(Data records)
*-*-*
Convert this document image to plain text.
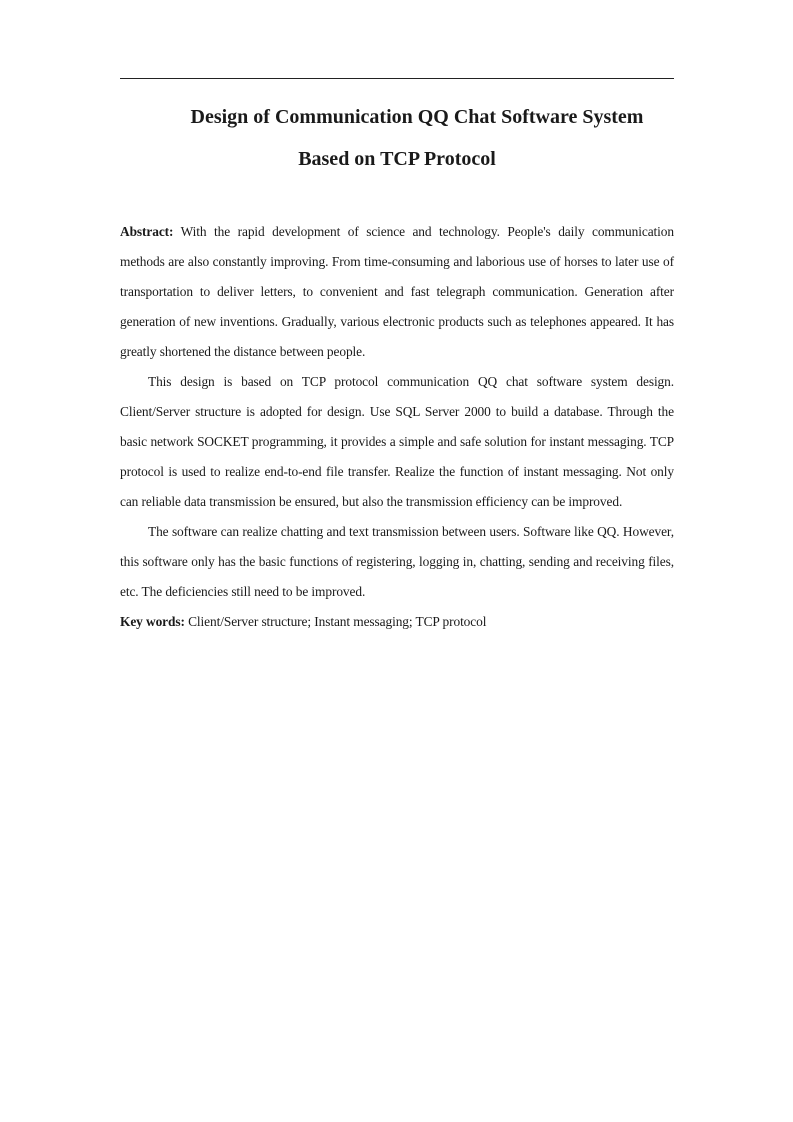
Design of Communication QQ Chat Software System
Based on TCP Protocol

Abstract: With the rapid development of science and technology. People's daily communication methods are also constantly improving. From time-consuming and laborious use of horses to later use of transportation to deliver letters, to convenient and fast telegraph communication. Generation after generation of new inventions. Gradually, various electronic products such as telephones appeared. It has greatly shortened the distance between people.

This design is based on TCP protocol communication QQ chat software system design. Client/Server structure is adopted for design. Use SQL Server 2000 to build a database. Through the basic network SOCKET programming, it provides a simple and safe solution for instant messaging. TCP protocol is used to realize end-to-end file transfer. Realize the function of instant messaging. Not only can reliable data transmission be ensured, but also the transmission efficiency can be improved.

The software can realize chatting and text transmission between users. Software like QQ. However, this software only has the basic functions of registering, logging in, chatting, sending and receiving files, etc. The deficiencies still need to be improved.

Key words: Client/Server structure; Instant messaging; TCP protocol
*-*-*
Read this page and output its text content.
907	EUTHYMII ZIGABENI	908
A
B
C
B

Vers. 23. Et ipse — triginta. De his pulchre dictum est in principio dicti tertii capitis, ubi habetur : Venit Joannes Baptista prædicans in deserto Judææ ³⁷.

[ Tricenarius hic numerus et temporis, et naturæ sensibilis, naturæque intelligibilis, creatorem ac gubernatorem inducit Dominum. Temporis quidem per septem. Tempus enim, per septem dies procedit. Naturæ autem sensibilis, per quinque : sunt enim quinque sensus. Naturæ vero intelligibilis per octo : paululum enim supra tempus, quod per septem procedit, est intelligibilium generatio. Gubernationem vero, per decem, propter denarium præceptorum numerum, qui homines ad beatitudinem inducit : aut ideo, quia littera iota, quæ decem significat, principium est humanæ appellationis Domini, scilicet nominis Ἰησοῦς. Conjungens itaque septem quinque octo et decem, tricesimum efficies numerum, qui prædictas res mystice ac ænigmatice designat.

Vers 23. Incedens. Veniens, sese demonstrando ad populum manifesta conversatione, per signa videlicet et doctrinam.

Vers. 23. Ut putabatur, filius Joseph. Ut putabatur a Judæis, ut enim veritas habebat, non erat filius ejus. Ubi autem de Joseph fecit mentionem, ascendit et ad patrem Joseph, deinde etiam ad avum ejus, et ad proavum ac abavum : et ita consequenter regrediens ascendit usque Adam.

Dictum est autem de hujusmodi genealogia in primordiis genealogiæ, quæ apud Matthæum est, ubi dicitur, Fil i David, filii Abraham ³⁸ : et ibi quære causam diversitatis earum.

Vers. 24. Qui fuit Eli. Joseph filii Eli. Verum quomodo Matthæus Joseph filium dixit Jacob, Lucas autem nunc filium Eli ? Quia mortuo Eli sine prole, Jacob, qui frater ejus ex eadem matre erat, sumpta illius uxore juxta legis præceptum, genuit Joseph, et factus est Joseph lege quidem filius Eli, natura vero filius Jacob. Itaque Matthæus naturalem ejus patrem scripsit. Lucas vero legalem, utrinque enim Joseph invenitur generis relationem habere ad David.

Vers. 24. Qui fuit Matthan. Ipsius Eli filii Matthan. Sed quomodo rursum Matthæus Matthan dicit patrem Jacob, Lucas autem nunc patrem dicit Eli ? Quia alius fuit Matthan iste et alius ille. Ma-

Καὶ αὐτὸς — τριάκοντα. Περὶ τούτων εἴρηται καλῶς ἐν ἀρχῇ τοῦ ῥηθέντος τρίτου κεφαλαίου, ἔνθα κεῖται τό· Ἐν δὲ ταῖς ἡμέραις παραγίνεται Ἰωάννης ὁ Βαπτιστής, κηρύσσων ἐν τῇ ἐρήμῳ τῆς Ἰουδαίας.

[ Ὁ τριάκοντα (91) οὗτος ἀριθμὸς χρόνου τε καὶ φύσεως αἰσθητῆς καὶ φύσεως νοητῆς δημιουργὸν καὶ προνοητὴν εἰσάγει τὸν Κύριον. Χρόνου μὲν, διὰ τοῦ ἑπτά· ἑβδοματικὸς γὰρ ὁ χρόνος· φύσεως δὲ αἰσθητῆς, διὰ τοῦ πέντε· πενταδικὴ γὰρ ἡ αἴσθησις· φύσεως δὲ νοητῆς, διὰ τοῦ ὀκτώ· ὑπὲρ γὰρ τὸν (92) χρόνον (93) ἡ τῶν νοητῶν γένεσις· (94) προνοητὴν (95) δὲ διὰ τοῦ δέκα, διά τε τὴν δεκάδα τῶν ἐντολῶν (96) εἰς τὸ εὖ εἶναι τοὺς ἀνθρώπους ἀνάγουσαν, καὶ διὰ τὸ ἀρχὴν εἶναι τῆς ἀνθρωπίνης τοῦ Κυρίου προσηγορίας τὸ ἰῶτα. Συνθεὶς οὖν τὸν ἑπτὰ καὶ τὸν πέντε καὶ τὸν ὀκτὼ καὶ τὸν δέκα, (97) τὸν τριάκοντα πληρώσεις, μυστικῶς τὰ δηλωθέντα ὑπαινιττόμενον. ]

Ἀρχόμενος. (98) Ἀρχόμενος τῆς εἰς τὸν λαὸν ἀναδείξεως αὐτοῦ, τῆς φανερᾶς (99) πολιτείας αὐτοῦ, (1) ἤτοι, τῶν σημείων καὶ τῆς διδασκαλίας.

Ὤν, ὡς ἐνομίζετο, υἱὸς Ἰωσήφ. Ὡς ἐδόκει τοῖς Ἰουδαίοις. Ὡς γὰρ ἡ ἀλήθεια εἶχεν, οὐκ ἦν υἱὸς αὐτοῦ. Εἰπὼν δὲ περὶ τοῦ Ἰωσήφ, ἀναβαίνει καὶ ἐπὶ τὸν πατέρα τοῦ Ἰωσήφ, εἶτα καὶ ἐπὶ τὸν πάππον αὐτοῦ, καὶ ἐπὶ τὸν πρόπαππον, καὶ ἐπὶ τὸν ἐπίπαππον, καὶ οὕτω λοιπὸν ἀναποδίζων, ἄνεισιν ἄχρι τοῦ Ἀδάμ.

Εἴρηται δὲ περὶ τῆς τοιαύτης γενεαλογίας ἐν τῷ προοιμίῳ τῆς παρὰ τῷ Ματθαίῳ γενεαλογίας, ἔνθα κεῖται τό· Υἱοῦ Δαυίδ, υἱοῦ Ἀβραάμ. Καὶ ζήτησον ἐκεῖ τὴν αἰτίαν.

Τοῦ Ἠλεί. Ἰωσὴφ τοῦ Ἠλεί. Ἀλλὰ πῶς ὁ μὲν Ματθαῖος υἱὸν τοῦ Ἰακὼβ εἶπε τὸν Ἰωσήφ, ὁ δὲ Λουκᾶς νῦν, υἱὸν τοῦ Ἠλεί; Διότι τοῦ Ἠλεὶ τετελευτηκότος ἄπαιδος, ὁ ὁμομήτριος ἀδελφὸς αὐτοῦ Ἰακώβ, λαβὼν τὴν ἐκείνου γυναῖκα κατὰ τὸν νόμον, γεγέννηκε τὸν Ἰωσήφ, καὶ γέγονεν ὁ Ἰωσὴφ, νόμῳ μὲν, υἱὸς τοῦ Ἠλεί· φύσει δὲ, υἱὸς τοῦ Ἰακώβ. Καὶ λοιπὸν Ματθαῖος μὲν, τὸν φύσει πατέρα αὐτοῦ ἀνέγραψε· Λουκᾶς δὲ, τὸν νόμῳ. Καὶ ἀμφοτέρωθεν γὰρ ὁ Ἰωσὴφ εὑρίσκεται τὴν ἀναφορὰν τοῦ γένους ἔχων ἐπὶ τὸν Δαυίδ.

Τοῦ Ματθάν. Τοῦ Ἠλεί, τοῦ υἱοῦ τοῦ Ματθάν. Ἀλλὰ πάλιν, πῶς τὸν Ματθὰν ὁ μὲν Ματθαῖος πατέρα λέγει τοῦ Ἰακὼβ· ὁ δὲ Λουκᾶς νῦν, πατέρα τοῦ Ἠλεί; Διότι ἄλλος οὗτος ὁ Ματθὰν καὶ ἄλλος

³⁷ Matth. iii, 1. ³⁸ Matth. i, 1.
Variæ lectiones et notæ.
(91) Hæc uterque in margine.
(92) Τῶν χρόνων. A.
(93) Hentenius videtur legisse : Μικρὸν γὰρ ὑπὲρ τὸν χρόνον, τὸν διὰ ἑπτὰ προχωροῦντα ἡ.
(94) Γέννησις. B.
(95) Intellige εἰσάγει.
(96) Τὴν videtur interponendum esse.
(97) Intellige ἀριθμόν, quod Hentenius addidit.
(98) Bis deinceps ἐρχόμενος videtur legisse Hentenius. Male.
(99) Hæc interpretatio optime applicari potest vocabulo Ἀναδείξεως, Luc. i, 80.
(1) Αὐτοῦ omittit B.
*-*-*
» Exercise instructions
Check the data for the word "Client" and pull out the lines that have it.

» Answer
This design is based on TCP protocol communication QQ chat software system design. Client/Server structure is adopted for design. Use SQL Server 2000 to build a database. Through the basic network SOCKET programming, it provides a simple and safe solution for instant messaging. TCP protocol is used to realize end-to-end file transfer. Realize the function of instant messaging. Not only can reliable data transmission be ensured, but also the transmission efficiency can be improved.
Key words: Client/Server structure; Instant messaging; TCP protocol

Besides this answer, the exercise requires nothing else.